Stored records:

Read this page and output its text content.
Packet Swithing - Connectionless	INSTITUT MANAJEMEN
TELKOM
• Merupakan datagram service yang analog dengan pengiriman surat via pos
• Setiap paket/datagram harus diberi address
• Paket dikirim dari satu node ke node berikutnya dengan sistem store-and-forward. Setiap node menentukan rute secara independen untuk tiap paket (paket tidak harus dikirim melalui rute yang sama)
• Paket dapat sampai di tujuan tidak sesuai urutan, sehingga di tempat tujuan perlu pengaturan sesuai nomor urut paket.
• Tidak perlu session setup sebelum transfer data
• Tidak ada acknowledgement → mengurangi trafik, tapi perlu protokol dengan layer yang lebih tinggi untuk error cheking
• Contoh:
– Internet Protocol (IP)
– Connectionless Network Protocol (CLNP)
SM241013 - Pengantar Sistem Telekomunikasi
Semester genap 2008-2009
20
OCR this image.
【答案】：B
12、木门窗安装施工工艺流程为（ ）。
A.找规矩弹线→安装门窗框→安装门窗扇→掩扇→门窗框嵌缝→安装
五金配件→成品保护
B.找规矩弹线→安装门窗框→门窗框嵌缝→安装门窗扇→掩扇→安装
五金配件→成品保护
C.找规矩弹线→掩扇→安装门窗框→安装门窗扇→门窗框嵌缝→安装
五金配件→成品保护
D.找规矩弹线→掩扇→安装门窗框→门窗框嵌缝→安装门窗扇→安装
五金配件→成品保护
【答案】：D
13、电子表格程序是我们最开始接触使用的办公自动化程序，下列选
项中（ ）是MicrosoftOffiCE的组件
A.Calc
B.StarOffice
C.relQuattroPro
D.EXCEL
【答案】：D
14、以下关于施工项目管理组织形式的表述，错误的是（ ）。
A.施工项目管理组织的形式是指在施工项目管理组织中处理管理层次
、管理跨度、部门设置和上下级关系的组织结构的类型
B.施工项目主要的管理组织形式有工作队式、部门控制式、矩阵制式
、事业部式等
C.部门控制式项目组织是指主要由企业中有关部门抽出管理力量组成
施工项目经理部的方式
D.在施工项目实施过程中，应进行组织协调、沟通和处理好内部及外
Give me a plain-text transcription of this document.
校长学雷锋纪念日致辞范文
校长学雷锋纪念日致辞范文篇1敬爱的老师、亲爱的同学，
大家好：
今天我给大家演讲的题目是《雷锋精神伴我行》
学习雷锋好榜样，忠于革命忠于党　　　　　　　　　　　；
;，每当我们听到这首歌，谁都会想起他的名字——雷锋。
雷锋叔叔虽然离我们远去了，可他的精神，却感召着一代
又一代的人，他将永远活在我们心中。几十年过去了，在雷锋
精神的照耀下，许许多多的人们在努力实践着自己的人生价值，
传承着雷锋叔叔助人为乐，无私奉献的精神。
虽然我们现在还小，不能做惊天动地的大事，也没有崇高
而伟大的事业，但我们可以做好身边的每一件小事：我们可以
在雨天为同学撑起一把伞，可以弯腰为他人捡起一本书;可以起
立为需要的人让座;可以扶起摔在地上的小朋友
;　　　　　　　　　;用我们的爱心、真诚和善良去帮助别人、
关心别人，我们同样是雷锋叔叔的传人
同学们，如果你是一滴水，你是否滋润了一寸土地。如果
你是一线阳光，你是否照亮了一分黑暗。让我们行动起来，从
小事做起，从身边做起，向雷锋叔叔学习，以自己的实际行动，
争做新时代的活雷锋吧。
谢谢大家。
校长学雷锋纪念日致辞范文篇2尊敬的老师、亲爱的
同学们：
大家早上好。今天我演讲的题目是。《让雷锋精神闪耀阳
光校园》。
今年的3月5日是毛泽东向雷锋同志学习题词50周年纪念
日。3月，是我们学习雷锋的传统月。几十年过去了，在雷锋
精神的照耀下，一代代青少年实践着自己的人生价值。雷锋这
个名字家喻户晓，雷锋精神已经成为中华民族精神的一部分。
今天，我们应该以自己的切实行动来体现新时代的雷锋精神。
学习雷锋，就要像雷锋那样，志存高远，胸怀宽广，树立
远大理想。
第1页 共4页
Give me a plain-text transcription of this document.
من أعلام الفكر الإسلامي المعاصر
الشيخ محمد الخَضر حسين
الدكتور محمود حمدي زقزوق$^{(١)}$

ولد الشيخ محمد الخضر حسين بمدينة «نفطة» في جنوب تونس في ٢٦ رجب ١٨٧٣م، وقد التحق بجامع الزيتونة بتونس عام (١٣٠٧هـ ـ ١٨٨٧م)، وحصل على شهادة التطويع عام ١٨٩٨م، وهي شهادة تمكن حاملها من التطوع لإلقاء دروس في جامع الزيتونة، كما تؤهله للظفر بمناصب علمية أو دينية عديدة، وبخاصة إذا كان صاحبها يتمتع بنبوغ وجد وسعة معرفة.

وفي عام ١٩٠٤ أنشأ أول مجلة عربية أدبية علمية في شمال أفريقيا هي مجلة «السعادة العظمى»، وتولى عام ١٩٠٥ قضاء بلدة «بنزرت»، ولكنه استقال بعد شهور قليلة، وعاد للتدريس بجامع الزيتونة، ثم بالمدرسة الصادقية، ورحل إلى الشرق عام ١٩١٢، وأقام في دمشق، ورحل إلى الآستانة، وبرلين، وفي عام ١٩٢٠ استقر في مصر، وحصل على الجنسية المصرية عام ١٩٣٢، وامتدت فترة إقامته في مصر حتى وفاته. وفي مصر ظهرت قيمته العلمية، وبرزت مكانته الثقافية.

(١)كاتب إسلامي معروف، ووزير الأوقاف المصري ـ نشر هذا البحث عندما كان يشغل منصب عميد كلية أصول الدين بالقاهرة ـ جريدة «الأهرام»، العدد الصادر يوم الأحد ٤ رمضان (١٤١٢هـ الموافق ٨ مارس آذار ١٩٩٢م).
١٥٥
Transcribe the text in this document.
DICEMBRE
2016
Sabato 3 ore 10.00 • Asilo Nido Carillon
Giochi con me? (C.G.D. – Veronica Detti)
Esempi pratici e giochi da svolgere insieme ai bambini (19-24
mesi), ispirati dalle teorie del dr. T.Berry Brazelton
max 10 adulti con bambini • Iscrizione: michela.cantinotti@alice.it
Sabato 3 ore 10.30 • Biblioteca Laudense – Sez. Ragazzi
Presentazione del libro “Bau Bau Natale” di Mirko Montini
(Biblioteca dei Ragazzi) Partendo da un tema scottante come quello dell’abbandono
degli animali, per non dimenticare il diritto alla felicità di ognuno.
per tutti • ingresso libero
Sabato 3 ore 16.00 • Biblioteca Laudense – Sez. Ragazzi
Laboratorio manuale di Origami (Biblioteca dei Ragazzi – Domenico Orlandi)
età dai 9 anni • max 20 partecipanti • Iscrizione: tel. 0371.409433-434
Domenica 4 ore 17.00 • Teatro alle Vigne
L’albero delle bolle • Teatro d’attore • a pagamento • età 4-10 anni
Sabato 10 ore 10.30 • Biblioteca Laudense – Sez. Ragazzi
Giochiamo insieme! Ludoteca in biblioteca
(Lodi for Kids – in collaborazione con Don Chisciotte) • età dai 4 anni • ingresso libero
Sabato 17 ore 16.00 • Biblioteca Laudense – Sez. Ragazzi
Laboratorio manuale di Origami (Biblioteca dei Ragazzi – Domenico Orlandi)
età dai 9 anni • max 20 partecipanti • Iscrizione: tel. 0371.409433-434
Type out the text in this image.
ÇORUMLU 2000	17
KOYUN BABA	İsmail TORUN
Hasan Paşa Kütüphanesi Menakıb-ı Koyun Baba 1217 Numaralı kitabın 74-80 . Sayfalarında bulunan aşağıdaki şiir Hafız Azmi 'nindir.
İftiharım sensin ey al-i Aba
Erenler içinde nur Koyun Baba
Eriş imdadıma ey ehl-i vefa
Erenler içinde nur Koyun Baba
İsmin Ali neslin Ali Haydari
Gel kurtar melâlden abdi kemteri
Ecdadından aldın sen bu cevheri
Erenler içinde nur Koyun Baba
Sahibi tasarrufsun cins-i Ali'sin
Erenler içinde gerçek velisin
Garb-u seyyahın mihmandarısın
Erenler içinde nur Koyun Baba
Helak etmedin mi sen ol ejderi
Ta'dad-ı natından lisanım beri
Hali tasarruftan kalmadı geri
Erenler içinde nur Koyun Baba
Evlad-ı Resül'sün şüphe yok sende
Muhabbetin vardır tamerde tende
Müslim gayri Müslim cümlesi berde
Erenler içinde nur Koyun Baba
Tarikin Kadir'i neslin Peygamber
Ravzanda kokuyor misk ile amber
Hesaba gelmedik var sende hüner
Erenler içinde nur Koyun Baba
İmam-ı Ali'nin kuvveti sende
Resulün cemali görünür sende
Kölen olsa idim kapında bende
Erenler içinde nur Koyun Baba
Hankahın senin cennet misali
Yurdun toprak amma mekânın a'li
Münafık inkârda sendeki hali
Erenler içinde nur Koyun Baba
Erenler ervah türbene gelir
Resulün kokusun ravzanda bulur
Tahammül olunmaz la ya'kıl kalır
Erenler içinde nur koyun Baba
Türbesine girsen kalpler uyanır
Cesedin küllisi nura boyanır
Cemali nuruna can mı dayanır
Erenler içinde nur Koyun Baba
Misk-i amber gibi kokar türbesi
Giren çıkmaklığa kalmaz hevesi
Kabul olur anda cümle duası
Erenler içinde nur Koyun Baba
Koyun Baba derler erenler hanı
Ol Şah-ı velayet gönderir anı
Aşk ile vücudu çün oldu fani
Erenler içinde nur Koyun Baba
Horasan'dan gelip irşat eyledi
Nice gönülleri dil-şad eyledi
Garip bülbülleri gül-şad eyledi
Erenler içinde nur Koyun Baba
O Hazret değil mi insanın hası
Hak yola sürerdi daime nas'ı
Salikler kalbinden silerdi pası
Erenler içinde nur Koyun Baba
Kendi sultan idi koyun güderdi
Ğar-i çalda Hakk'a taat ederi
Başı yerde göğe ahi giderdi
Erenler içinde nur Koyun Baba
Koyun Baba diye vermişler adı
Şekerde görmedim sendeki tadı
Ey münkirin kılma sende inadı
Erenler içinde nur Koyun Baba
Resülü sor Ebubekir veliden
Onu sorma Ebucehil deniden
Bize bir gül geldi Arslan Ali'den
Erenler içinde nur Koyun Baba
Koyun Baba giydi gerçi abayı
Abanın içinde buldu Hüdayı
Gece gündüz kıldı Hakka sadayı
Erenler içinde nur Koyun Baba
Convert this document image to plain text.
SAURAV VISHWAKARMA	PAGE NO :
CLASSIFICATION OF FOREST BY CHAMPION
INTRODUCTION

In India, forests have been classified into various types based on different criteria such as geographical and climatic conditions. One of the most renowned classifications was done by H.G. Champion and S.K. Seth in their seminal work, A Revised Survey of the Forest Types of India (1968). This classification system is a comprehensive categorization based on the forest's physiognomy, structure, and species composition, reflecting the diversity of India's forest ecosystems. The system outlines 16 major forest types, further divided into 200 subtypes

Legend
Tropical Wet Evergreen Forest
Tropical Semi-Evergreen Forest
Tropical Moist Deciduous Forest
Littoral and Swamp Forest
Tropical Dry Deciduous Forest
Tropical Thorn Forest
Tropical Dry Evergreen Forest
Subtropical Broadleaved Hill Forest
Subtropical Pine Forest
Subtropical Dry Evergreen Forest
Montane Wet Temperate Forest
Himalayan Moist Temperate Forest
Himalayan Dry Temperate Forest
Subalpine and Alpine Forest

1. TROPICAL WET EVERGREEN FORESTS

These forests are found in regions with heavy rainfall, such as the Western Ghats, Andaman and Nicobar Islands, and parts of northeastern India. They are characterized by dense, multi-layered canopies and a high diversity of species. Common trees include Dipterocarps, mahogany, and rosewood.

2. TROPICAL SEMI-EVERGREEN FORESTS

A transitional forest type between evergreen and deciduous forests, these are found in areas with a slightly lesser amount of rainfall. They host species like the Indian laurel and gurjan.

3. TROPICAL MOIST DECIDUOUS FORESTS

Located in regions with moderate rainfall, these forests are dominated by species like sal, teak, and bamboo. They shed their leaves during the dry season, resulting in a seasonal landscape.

**GOAL**.
Check each line of the records for the word "Sabato", and show the lines that contain it.

**RESPONSE TO THE TASK**.
Sabato 3 ore 10.00 • Asilo Nido Carillon
Sabato 3 ore 10.30 • Biblioteca Laudense – Sez. Ragazzi
Sabato 3 ore 16.00 • Biblioteca Laudense – Sez. Ragazzi
Sabato 10 ore 10.30 • Biblioteca Laudense – Sez. Ragazzi
Sabato 17 ore 16.00 • Biblioteca Laudense – Sez. Ragazzi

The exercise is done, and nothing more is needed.